Exercise aim: Transcribe the records that follow exactly. Skip the pictures.

Information shown:

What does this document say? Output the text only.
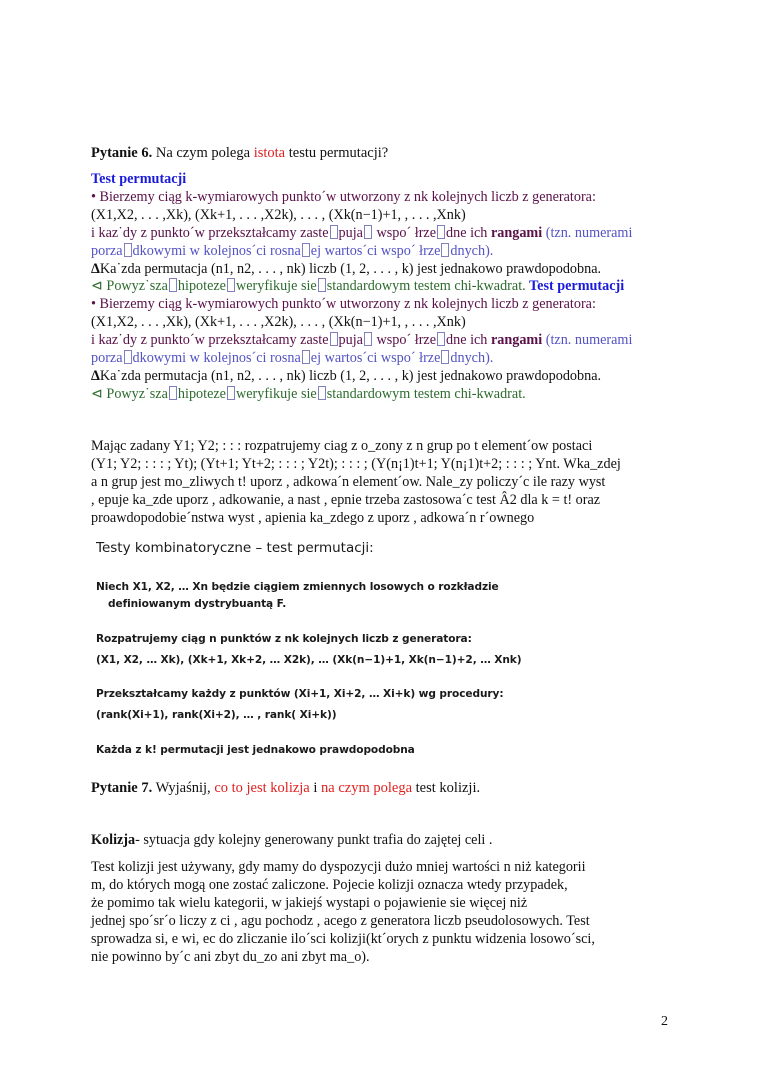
Pytanie 6. Na czym polega istota testu permutacji?
Test permutacji
• Bierzemy ciąg k-wymiarowych punkto´w utworzony z nk kolejnych liczb z generatora:
(X1,X2, . . . ,Xk), (Xk+1, . . . ,X2k), . . . , (Xk(n−1)+1, , . . . ,Xnk)
i kaz˙dy z punkto´w przekształcamy zaste puja wspo´ łrze dne ich rangami (tzn. numerami
porza dkowymi w kolejnos´ci rosna ej wartos´ci wspo´ łrze dnych).
ΔKa˙zda permutacja (n1, n2, . . . , nk) liczb (1, 2, . . . , k) jest jednakowo prawdopodobna.
⊲ Powyz˙sza hipoteze weryfikuje sie standardowym testem chi-kwadrat. Test permutacji
• Bierzemy ciąg k-wymiarowych punkto´w utworzony z nk kolejnych liczb z generatora:
(X1,X2, . . . ,Xk), (Xk+1, . . . ,X2k), . . . , (Xk(n−1)+1, , . . . ,Xnk)
i kaz˙dy z punkto´w przekształcamy zaste puja wspo´ łrze dne ich rangami (tzn. numerami
porza dkowymi w kolejnos´ci rosna ej wartos´ci wspo´ łrze dnych).
ΔKa˙zda permutacja (n1, n2, . . . , nk) liczb (1, 2, . . . , k) jest jednakowo prawdopodobna.
⊲ Powyz˙sza hipoteze weryfikuje sie standardowym testem chi-kwadrat.
Mając zadany Y1; Y2; : : : rozpatrujemy ciag z o_zony z n grup po t element´ow postaci
(Y1; Y2; : : : ; Yt); (Yt+1; Yt+2; : : : ; Y2t); : : : ; (Y(n¡1)t+1; Y(n¡1)t+2; : : : ; Ynt. Wka_zdej
a n grup jest mo_zliwych t! uporz , adkowa´n element´ow. Nale_zy policzy´c ile razy wyst
, epuje ka_zde uporz , adkowanie, a nast , epnie trzeba zastosowa´c test Â2 dla k = t! oraz
proawdopodobie´nstwa wyst , apienia ka_zdego z uporz , adkowa´n r´ownego
Testy kombinatoryczne – test permutacji:
Niech X1, X2, … Xn będzie ciągiem zmiennych losowych o rozkładzie
definiowanym dystrybuantą F.
Rozpatrujemy ciąg n punktów z nk kolejnych liczb z generatora:
(X1, X2, … Xk), (Xk+1, Xk+2, … X2k), … (Xk(n−1)+1, Xk(n−1)+2, … Xnk)
Przekształcamy każdy z punktów (Xi+1, Xi+2, … Xi+k) wg procedury:
(rank(Xi+1), rank(Xi+2), … , rank( Xi+k))
Każda z k! permutacji jest jednakowo prawdopodobna
Pytanie 7. Wyjaśnij, co to jest kolizja i na czym polega test kolizji.
Kolizja- sytuacja gdy kolejny generowany punkt trafia do zajętej celi .
Test kolizji jest używany, gdy mamy do dyspozycji dużo mniej wartości n niż kategorii
m, do których mogą one zostać zaliczone. Pojecie kolizji oznacza wtedy przypadek,
że pomimo tak wielu kategorii, w jakiejś wystapi o pojawienie sie więcej niż
jednej spo´sr´o liczy z ci , agu pochodz , acego z generatora liczb pseudolosowych. Test
sprowadza si, e wi, ec do zliczanie ilo´sci kolizji(kt´orych z punktu widzenia losowo´sci,
nie powinno by´c ani zbyt du_zo ani zbyt ma_o).
2
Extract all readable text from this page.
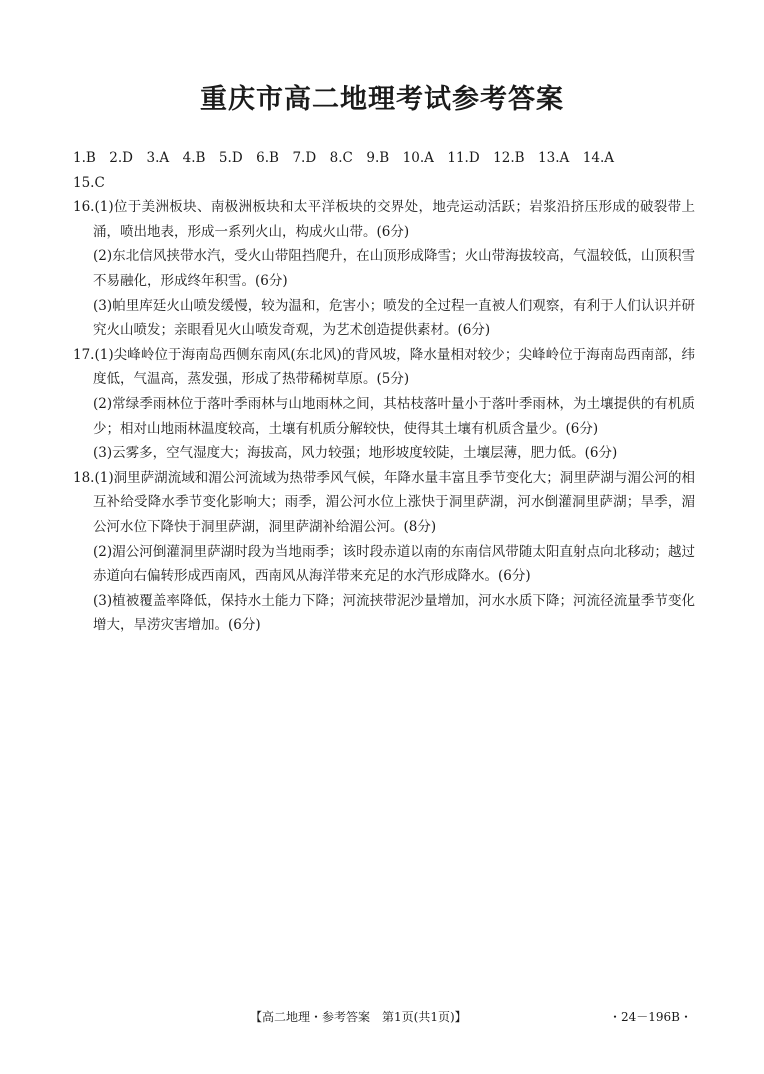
重庆市高二地理考试参考答案

1.B　2.D　3.A　4.B　5.D　6.B　7.D　8.C　9.B　10.A　11.D　12.B　13.A　14.A

15.C

16.(1)位于美洲板块、南极洲板块和太平洋板块的交界处，地壳运动活跃；岩浆沿挤压形成的破裂带上涌，喷出地表，形成一系列火山，构成火山带。(6分)

(2)东北信风挟带水汽，受火山带阻挡爬升，在山顶形成降雪；火山带海拔较高，气温较低，山顶积雪不易融化，形成终年积雪。(6分)

(3)帕里库廷火山喷发缓慢，较为温和，危害小；喷发的全过程一直被人们观察，有利于人们认识并研究火山喷发；亲眼看见火山喷发奇观，为艺术创造提供素材。(6分)

17.(1)尖峰岭位于海南岛西侧东南风(东北风)的背风坡，降水量相对较少；尖峰岭位于海南岛西南部，纬度低，气温高，蒸发强，形成了热带稀树草原。(5分)

(2)常绿季雨林位于落叶季雨林与山地雨林之间，其枯枝落叶量小于落叶季雨林，为土壤提供的有机质少；相对山地雨林温度较高，土壤有机质分解较快，使得其土壤有机质含量少。(6分)

(3)云雾多，空气湿度大；海拔高，风力较强；地形坡度较陡，土壤层薄，肥力低。(6分)

18.(1)洞里萨湖流域和湄公河流域为热带季风气候，年降水量丰富且季节变化大；洞里萨湖与湄公河的相互补给受降水季节变化影响大；雨季，湄公河水位上涨快于洞里萨湖，河水倒灌洞里萨湖；旱季，湄公河水位下降快于洞里萨湖，洞里萨湖补给湄公河。(8分)

(2)湄公河倒灌洞里萨湖时段为当地雨季；该时段赤道以南的东南信风带随太阳直射点向北移动；越过赤道向右偏转形成西南风，西南风从海洋带来充足的水汽形成降水。(6分)

(3)植被覆盖率降低，保持水土能力下降；河流挟带泥沙量增加，河水水质下降；河流径流量季节变化增大，旱涝灾害增加。(6分)

【高二地理・参考答案　第1页(共1页)】	・24－196B・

Written answer:
What does this document say? Output the text only.
Pytanie 6. Na czym polega istota testu permutacji?
Test permutacji
• Bierzemy ciąg k-wymiarowych punkto´w utworzony z nk kolejnych liczb z generatora:
(X1,X2, . . . ,Xk), (Xk+1, . . . ,X2k), . . . , (Xk(n−1)+1, , . . . ,Xnk)
i kaz˙dy z punkto´w przekształcamy zaste puja wspo´ łrze dne ich rangami (tzn. numerami
porza dkowymi w kolejnos´ci rosna ej wartos´ci wspo´ łrze dnych).
ΔKa˙zda permutacja (n1, n2, . . . , nk) liczb (1, 2, . . . , k) jest jednakowo prawdopodobna.
⊲ Powyz˙sza hipoteze weryfikuje sie standardowym testem chi-kwadrat. Test permutacji
• Bierzemy ciąg k-wymiarowych punkto´w utworzony z nk kolejnych liczb z generatora:
(X1,X2, . . . ,Xk), (Xk+1, . . . ,X2k), . . . , (Xk(n−1)+1, , . . . ,Xnk)
i kaz˙dy z punkto´w przekształcamy zaste puja wspo´ łrze dne ich rangami (tzn. numerami
porza dkowymi w kolejnos´ci rosna ej wartos´ci wspo´ łrze dnych).
ΔKa˙zda permutacja (n1, n2, . . . , nk) liczb (1, 2, . . . , k) jest jednakowo prawdopodobna.
⊲ Powyz˙sza hipoteze weryfikuje sie standardowym testem chi-kwadrat.
Mając zadany Y1; Y2; : : : rozpatrujemy ciag z o_zony z n grup po t element´ow postaci
(Y1; Y2; : : : ; Yt); (Yt+1; Yt+2; : : : ; Y2t); : : : ; (Y(n¡1)t+1; Y(n¡1)t+2; : : : ; Ynt. Wka_zdej
a n grup jest mo_zliwych t! uporz , adkowa´n element´ow. Nale_zy policzy´c ile razy wyst
, epuje ka_zde uporz , adkowanie, a nast , epnie trzeba zastosowa´c test Â2 dla k = t! oraz
proawdopodobie´nstwa wyst , apienia ka_zdego z uporz , adkowa´n r´ownego
Testy kombinatoryczne – test permutacji:
Niech X1, X2, … Xn będzie ciągiem zmiennych losowych o rozkładzie
definiowanym dystrybuantą F.
Rozpatrujemy ciąg n punktów z nk kolejnych liczb z generatora:
(X1, X2, … Xk), (Xk+1, Xk+2, … X2k), … (Xk(n−1)+1, Xk(n−1)+2, … Xnk)
Przekształcamy każdy z punktów (Xi+1, Xi+2, … Xi+k) wg procedury:
(rank(Xi+1), rank(Xi+2), … , rank( Xi+k))
Każda z k! permutacji jest jednakowo prawdopodobna
Pytanie 7. Wyjaśnij, co to jest kolizja i na czym polega test kolizji.
Kolizja- sytuacja gdy kolejny generowany punkt trafia do zajętej celi .
Test kolizji jest używany, gdy mamy do dyspozycji dużo mniej wartości n niż kategorii
m, do których mogą one zostać zaliczone. Pojecie kolizji oznacza wtedy przypadek,
że pomimo tak wielu kategorii, w jakiejś wystapi o pojawienie sie więcej niż
jednej spo´sr´o liczy z ci , agu pochodz , acego z generatora liczb pseudolosowych. Test
sprowadza si, e wi, ec do zliczanie ilo´sci kolizji(kt´orych z punktu widzenia losowo´sci,
nie powinno by´c ani zbyt du_zo ani zbyt ma_o).
2
Extract all readable text from this page.
重庆市高二地理考试参考答案

1.B　2.D　3.A　4.B　5.D　6.B　7.D　8.C　9.B　10.A　11.D　12.B　13.A　14.A

15.C

16.(1)位于美洲板块、南极洲板块和太平洋板块的交界处，地壳运动活跃；岩浆沿挤压形成的破裂带上涌，喷出地表，形成一系列火山，构成火山带。(6分)

(2)东北信风挟带水汽，受火山带阻挡爬升，在山顶形成降雪；火山带海拔较高，气温较低，山顶积雪不易融化，形成终年积雪。(6分)

(3)帕里库廷火山喷发缓慢，较为温和，危害小；喷发的全过程一直被人们观察，有利于人们认识并研究火山喷发；亲眼看见火山喷发奇观，为艺术创造提供素材。(6分)

17.(1)尖峰岭位于海南岛西侧东南风(东北风)的背风坡，降水量相对较少；尖峰岭位于海南岛西南部，纬度低，气温高，蒸发强，形成了热带稀树草原。(5分)

(2)常绿季雨林位于落叶季雨林与山地雨林之间，其枯枝落叶量小于落叶季雨林，为土壤提供的有机质少；相对山地雨林温度较高，土壤有机质分解较快，使得其土壤有机质含量少。(6分)

(3)云雾多，空气湿度大；海拔高，风力较强；地形坡度较陡，土壤层薄，肥力低。(6分)

18.(1)洞里萨湖流域和湄公河流域为热带季风气候，年降水量丰富且季节变化大；洞里萨湖与湄公河的相互补给受降水季节变化影响大；雨季，湄公河水位上涨快于洞里萨湖，河水倒灌洞里萨湖；旱季，湄公河水位下降快于洞里萨湖，洞里萨湖补给湄公河。(8分)

(2)湄公河倒灌洞里萨湖时段为当地雨季；该时段赤道以南的东南信风带随太阳直射点向北移动；越过赤道向右偏转形成西南风，西南风从海洋带来充足的水汽形成降水。(6分)

(3)植被覆盖率降低，保持水土能力下降；河流挟带泥沙量增加，河水水质下降；河流径流量季节变化增大，旱涝灾害增加。(6分)

【高二地理・参考答案　第1页(共1页)】	・24－196B・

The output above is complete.